Available records ->

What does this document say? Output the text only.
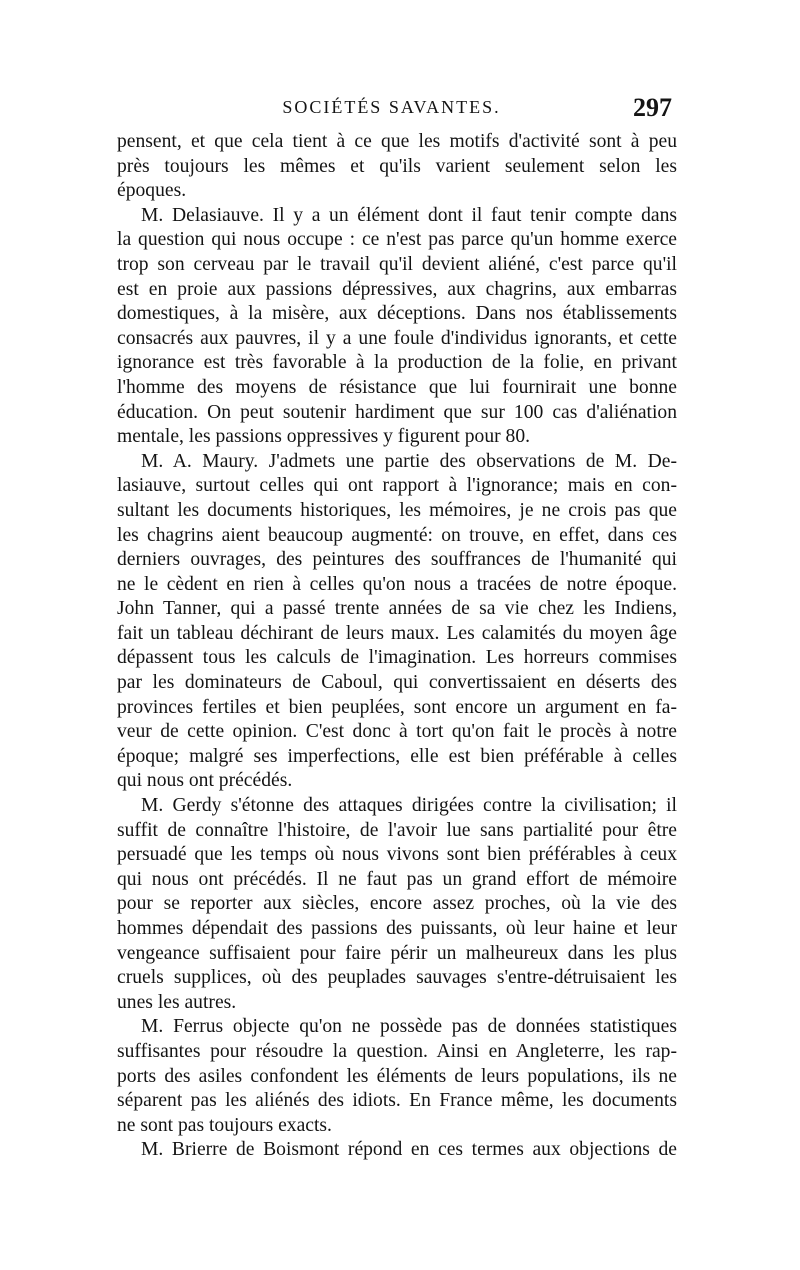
SOCIÉTÉS SAVANTES.	297
pensent, et que cela tient à ce que les motifs d'activité sont à peu
près toujours les mêmes et qu'ils varient seulement selon les
époques.
M. Delasiauve. Il y a un élément dont il faut tenir compte dans
la question qui nous occupe : ce n'est pas parce qu'un homme exerce
trop son cerveau par le travail qu'il devient aliéné, c'est parce qu'il
est en proie aux passions dépressives, aux chagrins, aux embarras
domestiques, à la misère, aux déceptions. Dans nos établissements
consacrés aux pauvres, il y a une foule d'individus ignorants, et cette
ignorance est très favorable à la production de la folie, en privant
l'homme des moyens de résistance que lui fournirait une bonne
éducation. On peut soutenir hardiment que sur 100 cas d'aliénation
mentale, les passions oppressives y figurent pour 80.
M. A. Maury. J'admets une partie des observations de M. De-
lasiauve, surtout celles qui ont rapport à l'ignorance; mais en con-
sultant les documents historiques, les mémoires, je ne crois pas que
les chagrins aient beaucoup augmenté: on trouve, en effet, dans ces
derniers ouvrages, des peintures des souffrances de l'humanité qui
ne le cèdent en rien à celles qu'on nous a tracées de notre époque.
John Tanner, qui a passé trente années de sa vie chez les Indiens,
fait un tableau déchirant de leurs maux. Les calamités du moyen âge
dépassent tous les calculs de l'imagination. Les horreurs commises
par les dominateurs de Caboul, qui convertissaient en déserts des
provinces fertiles et bien peuplées, sont encore un argument en fa-
veur de cette opinion. C'est donc à tort qu'on fait le procès à notre
époque; malgré ses imperfections, elle est bien préférable à celles
qui nous ont précédés.
M. Gerdy s'étonne des attaques dirigées contre la civilisation; il
suffit de connaître l'histoire, de l'avoir lue sans partialité pour être
persuadé que les temps où nous vivons sont bien préférables à ceux
qui nous ont précédés. Il ne faut pas un grand effort de mémoire
pour se reporter aux siècles, encore assez proches, où la vie des
hommes dépendait des passions des puissants, où leur haine et leur
vengeance suffisaient pour faire périr un malheureux dans les plus
cruels supplices, où des peuplades sauvages s'entre-détruisaient les
unes les autres.
M. Ferrus objecte qu'on ne possède pas de données statistiques
suffisantes pour résoudre la question. Ainsi en Angleterre, les rap-
ports des asiles confondent les éléments de leurs populations, ils ne
séparent pas les aliénés des idiots. En France même, les documents
ne sont pas toujours exacts.
M. Brierre de Boismont répond en ces termes aux objections de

Task to complete -> Write out each entry exactly as given, omitting any picture.

Expected answer ->
What does this document say? Output the text only.
SOCIÉTÉS SAVANTES.	297
pensent, et que cela tient à ce que les motifs d'activité sont à peu
près toujours les mêmes et qu'ils varient seulement selon les
époques.
M. Delasiauve. Il y a un élément dont il faut tenir compte dans
la question qui nous occupe : ce n'est pas parce qu'un homme exerce
trop son cerveau par le travail qu'il devient aliéné, c'est parce qu'il
est en proie aux passions dépressives, aux chagrins, aux embarras
domestiques, à la misère, aux déceptions. Dans nos établissements
consacrés aux pauvres, il y a une foule d'individus ignorants, et cette
ignorance est très favorable à la production de la folie, en privant
l'homme des moyens de résistance que lui fournirait une bonne
éducation. On peut soutenir hardiment que sur 100 cas d'aliénation
mentale, les passions oppressives y figurent pour 80.
M. A. Maury. J'admets une partie des observations de M. De-
lasiauve, surtout celles qui ont rapport à l'ignorance; mais en con-
sultant les documents historiques, les mémoires, je ne crois pas que
les chagrins aient beaucoup augmenté: on trouve, en effet, dans ces
derniers ouvrages, des peintures des souffrances de l'humanité qui
ne le cèdent en rien à celles qu'on nous a tracées de notre époque.
John Tanner, qui a passé trente années de sa vie chez les Indiens,
fait un tableau déchirant de leurs maux. Les calamités du moyen âge
dépassent tous les calculs de l'imagination. Les horreurs commises
par les dominateurs de Caboul, qui convertissaient en déserts des
provinces fertiles et bien peuplées, sont encore un argument en fa-
veur de cette opinion. C'est donc à tort qu'on fait le procès à notre
époque; malgré ses imperfections, elle est bien préférable à celles
qui nous ont précédés.
M. Gerdy s'étonne des attaques dirigées contre la civilisation; il
suffit de connaître l'histoire, de l'avoir lue sans partialité pour être
persuadé que les temps où nous vivons sont bien préférables à ceux
qui nous ont précédés. Il ne faut pas un grand effort de mémoire
pour se reporter aux siècles, encore assez proches, où la vie des
hommes dépendait des passions des puissants, où leur haine et leur
vengeance suffisaient pour faire périr un malheureux dans les plus
cruels supplices, où des peuplades sauvages s'entre-détruisaient les
unes les autres.
M. Ferrus objecte qu'on ne possède pas de données statistiques
suffisantes pour résoudre la question. Ainsi en Angleterre, les rap-
ports des asiles confondent les éléments de leurs populations, ils ne
séparent pas les aliénés des idiots. En France même, les documents
ne sont pas toujours exacts.
M. Brierre de Boismont répond en ces termes aux objections de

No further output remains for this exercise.